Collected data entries
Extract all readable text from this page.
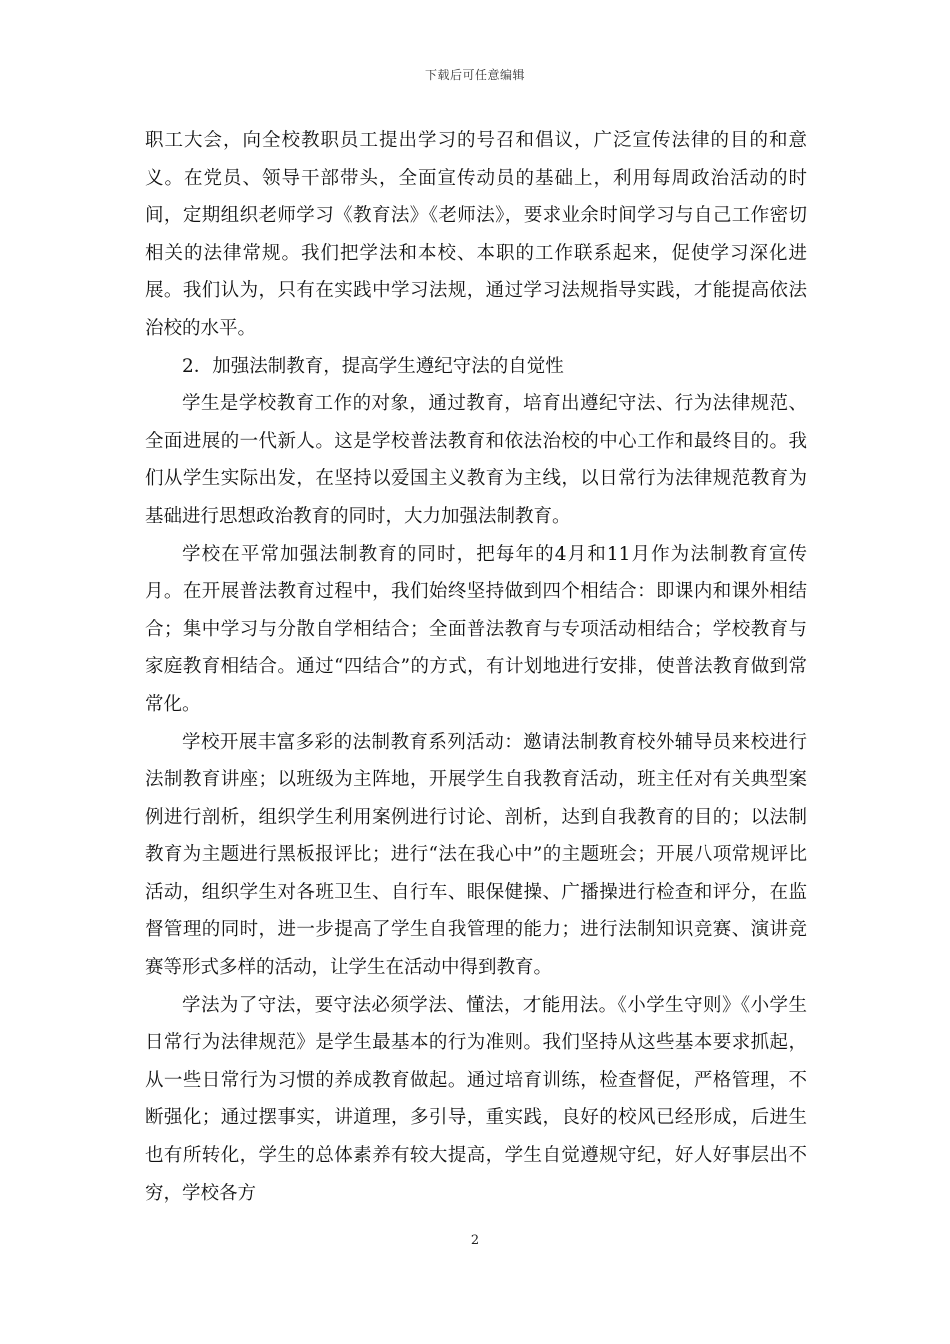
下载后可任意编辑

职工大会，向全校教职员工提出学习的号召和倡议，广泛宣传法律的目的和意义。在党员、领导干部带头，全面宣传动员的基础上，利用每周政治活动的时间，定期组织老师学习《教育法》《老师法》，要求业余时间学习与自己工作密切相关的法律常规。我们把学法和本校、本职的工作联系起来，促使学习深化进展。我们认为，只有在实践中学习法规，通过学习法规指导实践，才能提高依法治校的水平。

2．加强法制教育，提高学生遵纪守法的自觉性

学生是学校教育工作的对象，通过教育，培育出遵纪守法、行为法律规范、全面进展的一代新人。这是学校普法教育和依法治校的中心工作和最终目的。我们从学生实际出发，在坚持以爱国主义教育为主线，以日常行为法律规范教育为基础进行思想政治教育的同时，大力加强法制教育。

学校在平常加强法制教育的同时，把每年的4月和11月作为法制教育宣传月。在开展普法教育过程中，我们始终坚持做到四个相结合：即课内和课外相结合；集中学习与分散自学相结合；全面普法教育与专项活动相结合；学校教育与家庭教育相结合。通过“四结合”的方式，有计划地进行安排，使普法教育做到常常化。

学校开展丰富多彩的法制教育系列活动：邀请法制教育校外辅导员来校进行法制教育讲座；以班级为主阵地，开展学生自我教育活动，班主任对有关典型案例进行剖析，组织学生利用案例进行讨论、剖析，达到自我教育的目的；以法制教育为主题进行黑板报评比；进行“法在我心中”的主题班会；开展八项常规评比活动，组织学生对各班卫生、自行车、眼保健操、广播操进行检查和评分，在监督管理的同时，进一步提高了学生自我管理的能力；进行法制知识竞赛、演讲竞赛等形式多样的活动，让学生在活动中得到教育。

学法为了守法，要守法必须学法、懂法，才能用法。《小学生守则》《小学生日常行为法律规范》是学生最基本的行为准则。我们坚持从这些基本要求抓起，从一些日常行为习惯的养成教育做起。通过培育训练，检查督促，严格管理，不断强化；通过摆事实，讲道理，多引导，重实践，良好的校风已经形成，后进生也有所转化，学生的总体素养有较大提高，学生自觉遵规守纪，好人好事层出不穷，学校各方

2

→ **WORK TO BE COMPLETED**: Generate a word-for-word copy of the preceding records, excluding all pictures.

→ **THE COMPLETED TASK**:
Extract all readable text from this page.
下载后可任意编辑

职工大会，向全校教职员工提出学习的号召和倡议，广泛宣传法律的目的和意义。在党员、领导干部带头，全面宣传动员的基础上，利用每周政治活动的时间，定期组织老师学习《教育法》《老师法》，要求业余时间学习与自己工作密切相关的法律常规。我们把学法和本校、本职的工作联系起来，促使学习深化进展。我们认为，只有在实践中学习法规，通过学习法规指导实践，才能提高依法治校的水平。

2．加强法制教育，提高学生遵纪守法的自觉性

学生是学校教育工作的对象，通过教育，培育出遵纪守法、行为法律规范、全面进展的一代新人。这是学校普法教育和依法治校的中心工作和最终目的。我们从学生实际出发，在坚持以爱国主义教育为主线，以日常行为法律规范教育为基础进行思想政治教育的同时，大力加强法制教育。

学校在平常加强法制教育的同时，把每年的4月和11月作为法制教育宣传月。在开展普法教育过程中，我们始终坚持做到四个相结合：即课内和课外相结合；集中学习与分散自学相结合；全面普法教育与专项活动相结合；学校教育与家庭教育相结合。通过“四结合”的方式，有计划地进行安排，使普法教育做到常常化。

学校开展丰富多彩的法制教育系列活动：邀请法制教育校外辅导员来校进行法制教育讲座；以班级为主阵地，开展学生自我教育活动，班主任对有关典型案例进行剖析，组织学生利用案例进行讨论、剖析，达到自我教育的目的；以法制教育为主题进行黑板报评比；进行“法在我心中”的主题班会；开展八项常规评比活动，组织学生对各班卫生、自行车、眼保健操、广播操进行检查和评分，在监督管理的同时，进一步提高了学生自我管理的能力；进行法制知识竞赛、演讲竞赛等形式多样的活动，让学生在活动中得到教育。

学法为了守法，要守法必须学法、懂法，才能用法。《小学生守则》《小学生日常行为法律规范》是学生最基本的行为准则。我们坚持从这些基本要求抓起，从一些日常行为习惯的养成教育做起。通过培育训练，检查督促，严格管理，不断强化；通过摆事实，讲道理，多引导，重实践，良好的校风已经形成，后进生也有所转化，学生的总体素养有较大提高，学生自觉遵规守纪，好人好事层出不穷，学校各方

2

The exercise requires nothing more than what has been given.